[Data items]
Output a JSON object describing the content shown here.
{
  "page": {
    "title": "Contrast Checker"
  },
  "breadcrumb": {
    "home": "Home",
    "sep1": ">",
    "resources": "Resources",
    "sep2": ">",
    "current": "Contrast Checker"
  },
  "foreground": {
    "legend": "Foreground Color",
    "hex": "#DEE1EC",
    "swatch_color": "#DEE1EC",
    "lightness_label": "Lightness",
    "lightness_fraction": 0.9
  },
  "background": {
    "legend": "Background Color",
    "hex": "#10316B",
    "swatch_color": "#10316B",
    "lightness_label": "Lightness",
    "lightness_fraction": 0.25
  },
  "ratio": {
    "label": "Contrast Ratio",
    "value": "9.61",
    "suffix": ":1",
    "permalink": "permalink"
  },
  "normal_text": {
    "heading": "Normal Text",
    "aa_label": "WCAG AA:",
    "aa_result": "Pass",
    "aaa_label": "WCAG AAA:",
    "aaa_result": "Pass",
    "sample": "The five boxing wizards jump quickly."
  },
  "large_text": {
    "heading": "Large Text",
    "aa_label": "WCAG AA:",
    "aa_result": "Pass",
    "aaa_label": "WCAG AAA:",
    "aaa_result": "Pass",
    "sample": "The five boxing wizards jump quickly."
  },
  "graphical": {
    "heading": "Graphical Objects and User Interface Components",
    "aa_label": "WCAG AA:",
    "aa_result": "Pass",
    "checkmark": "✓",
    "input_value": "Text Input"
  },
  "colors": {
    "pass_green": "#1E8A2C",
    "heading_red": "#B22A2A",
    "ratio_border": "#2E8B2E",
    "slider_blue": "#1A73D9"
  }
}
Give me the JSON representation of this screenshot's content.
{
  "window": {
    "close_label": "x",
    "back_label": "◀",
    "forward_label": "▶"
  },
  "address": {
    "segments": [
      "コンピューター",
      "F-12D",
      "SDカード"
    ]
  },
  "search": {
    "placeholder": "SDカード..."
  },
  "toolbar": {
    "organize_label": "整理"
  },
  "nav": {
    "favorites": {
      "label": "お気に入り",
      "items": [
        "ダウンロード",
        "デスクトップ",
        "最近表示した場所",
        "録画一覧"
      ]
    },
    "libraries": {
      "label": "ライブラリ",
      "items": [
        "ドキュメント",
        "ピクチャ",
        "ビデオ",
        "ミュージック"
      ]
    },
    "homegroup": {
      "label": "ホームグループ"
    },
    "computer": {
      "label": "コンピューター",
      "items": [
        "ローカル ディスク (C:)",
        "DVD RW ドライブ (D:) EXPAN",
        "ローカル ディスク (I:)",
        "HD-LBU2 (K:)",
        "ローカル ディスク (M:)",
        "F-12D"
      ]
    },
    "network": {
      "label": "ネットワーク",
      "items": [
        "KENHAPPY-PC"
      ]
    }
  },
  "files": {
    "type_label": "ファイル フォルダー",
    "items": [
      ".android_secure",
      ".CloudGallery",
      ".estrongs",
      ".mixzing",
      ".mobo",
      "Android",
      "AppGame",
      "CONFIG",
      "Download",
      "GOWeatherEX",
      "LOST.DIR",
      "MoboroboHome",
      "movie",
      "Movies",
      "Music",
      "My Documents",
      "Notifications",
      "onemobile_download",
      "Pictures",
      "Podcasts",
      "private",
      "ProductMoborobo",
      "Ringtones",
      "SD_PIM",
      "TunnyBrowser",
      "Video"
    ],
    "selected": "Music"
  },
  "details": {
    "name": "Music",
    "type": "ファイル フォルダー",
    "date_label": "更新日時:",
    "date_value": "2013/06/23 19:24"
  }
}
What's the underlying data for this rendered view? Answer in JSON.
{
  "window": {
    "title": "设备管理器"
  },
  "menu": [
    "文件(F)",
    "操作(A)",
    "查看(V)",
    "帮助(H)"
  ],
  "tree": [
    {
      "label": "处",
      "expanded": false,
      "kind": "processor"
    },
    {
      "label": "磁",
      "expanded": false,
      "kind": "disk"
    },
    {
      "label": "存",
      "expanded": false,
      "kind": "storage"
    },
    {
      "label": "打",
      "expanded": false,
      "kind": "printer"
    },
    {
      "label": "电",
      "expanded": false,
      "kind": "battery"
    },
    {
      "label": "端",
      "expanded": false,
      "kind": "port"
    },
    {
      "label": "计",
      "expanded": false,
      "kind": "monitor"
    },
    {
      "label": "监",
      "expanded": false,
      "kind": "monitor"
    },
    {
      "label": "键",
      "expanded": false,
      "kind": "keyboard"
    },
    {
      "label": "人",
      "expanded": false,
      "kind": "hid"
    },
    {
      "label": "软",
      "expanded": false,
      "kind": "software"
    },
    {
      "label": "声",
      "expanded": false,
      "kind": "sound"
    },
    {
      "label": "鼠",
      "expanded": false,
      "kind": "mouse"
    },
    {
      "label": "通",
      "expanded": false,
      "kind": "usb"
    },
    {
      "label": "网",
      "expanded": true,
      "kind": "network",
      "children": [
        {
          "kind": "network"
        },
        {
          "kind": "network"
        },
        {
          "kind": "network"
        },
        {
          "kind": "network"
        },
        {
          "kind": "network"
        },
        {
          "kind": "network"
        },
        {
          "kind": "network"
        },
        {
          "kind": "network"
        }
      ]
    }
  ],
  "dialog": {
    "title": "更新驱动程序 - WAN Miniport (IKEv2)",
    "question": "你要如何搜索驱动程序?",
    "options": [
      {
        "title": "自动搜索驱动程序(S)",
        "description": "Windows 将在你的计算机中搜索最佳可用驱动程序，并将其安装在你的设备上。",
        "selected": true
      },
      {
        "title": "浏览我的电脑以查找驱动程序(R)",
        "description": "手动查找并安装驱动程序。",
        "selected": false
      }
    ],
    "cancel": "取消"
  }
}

== The task ==
Copy down the material exactly as written.

== Correct response ==
Output a JSON object describing the content shown here.
{
  "page": {
    "title": "Contrast Checker"
  },
  "breadcrumb": {
    "home": "Home",
    "sep1": ">",
    "resources": "Resources",
    "sep2": ">",
    "current": "Contrast Checker"
  },
  "foreground": {
    "legend": "Foreground Color",
    "hex": "#DEE1EC",
    "swatch_color": "#DEE1EC",
    "lightness_label": "Lightness",
    "lightness_fraction": 0.9
  },
  "background": {
    "legend": "Background Color",
    "hex": "#10316B",
    "swatch_color": "#10316B",
    "lightness_label": "Lightness",
    "lightness_fraction": 0.25
  },
  "ratio": {
    "label": "Contrast Ratio",
    "value": "9.61",
    "suffix": ":1",
    "permalink": "permalink"
  },
  "normal_text": {
    "heading": "Normal Text",
    "aa_label": "WCAG AA:",
    "aa_result": "Pass",
    "aaa_label": "WCAG AAA:",
    "aaa_result": "Pass",
    "sample": "The five boxing wizards jump quickly."
  },
  "large_text": {
    "heading": "Large Text",
    "aa_label": "WCAG AA:",
    "aa_result": "Pass",
    "aaa_label": "WCAG AAA:",
    "aaa_result": "Pass",
    "sample": "The five boxing wizards jump quickly."
  },
  "graphical": {
    "heading": "Graphical Objects and User Interface Components",
    "aa_label": "WCAG AA:",
    "aa_result": "Pass",
    "checkmark": "✓",
    "input_value": "Text Input"
  },
  "colors": {
    "pass_green": "#1E8A2C",
    "heading_red": "#B22A2A",
    "ratio_border": "#2E8B2E",
    "slider_blue": "#1A73D9"
  }
}
Give me the JSON representation of this screenshot's content.
{
  "window": {
    "close_label": "x",
    "back_label": "◀",
    "forward_label": "▶"
  },
  "address": {
    "segments": [
      "コンピューター",
      "F-12D",
      "SDカード"
    ]
  },
  "search": {
    "placeholder": "SDカード..."
  },
  "toolbar": {
    "organize_label": "整理"
  },
  "nav": {
    "favorites": {
      "label": "お気に入り",
      "items": [
        "ダウンロード",
        "デスクトップ",
        "最近表示した場所",
        "録画一覧"
      ]
    },
    "libraries": {
      "label": "ライブラリ",
      "items": [
        "ドキュメント",
        "ピクチャ",
        "ビデオ",
        "ミュージック"
      ]
    },
    "homegroup": {
      "label": "ホームグループ"
    },
    "computer": {
      "label": "コンピューター",
      "items": [
        "ローカル ディスク (C:)",
        "DVD RW ドライブ (D:) EXPAN",
        "ローカル ディスク (I:)",
        "HD-LBU2 (K:)",
        "ローカル ディスク (M:)",
        "F-12D"
      ]
    },
    "network": {
      "label": "ネットワーク",
      "items": [
        "KENHAPPY-PC"
      ]
    }
  },
  "files": {
    "type_label": "ファイル フォルダー",
    "items": [
      ".android_secure",
      ".CloudGallery",
      ".estrongs",
      ".mixzing",
      ".mobo",
      "Android",
      "AppGame",
      "CONFIG",
      "Download",
      "GOWeatherEX",
      "LOST.DIR",
      "MoboroboHome",
      "movie",
      "Movies",
      "Music",
      "My Documents",
      "Notifications",
      "onemobile_download",
      "Pictures",
      "Podcasts",
      "private",
      "ProductMoborobo",
      "Ringtones",
      "SD_PIM",
      "TunnyBrowser",
      "Video"
    ],
    "selected": "Music"
  },
  "details": {
    "name": "Music",
    "type": "ファイル フォルダー",
    "date_label": "更新日時:",
    "date_value": "2013/06/23 19:24"
  }
}
What's the underlying data for this rendered view? Answer in JSON.
{
  "window": {
    "title": "设备管理器"
  },
  "menu": [
    "文件(F)",
    "操作(A)",
    "查看(V)",
    "帮助(H)"
  ],
  "tree": [
    {
      "label": "处",
      "expanded": false,
      "kind": "processor"
    },
    {
      "label": "磁",
      "expanded": false,
      "kind": "disk"
    },
    {
      "label": "存",
      "expanded": false,
      "kind": "storage"
    },
    {
      "label": "打",
      "expanded": false,
      "kind": "printer"
    },
    {
      "label": "电",
      "expanded": false,
      "kind": "battery"
    },
    {
      "label": "端",
      "expanded": false,
      "kind": "port"
    },
    {
      "label": "计",
      "expanded": false,
      "kind": "monitor"
    },
    {
      "label": "监",
      "expanded": false,
      "kind": "monitor"
    },
    {
      "label": "键",
      "expanded": false,
      "kind": "keyboard"
    },
    {
      "label": "人",
      "expanded": false,
      "kind": "hid"
    },
    {
      "label": "软",
      "expanded": false,
      "kind": "software"
    },
    {
      "label": "声",
      "expanded": false,
      "kind": "sound"
    },
    {
      "label": "鼠",
      "expanded": false,
      "kind": "mouse"
    },
    {
      "label": "通",
      "expanded": false,
      "kind": "usb"
    },
    {
      "label": "网",
      "expanded": true,
      "kind": "network",
      "children": [
        {
          "kind": "network"
        },
        {
          "kind": "network"
        },
        {
          "kind": "network"
        },
        {
          "kind": "network"
        },
        {
          "kind": "network"
        },
        {
          "kind": "network"
        },
        {
          "kind": "network"
        },
        {
          "kind": "network"
        }
      ]
    }
  ],
  "dialog": {
    "title": "更新驱动程序 - WAN Miniport (IKEv2)",
    "question": "你要如何搜索驱动程序?",
    "options": [
      {
        "title": "自动搜索驱动程序(S)",
        "description": "Windows 将在你的计算机中搜索最佳可用驱动程序，并将其安装在你的设备上。",
        "selected": true
      },
      {
        "title": "浏览我的电脑以查找驱动程序(R)",
        "description": "手动查找并安装驱动程序。",
        "selected": false
      }
    ],
    "cancel": "取消"
  }
}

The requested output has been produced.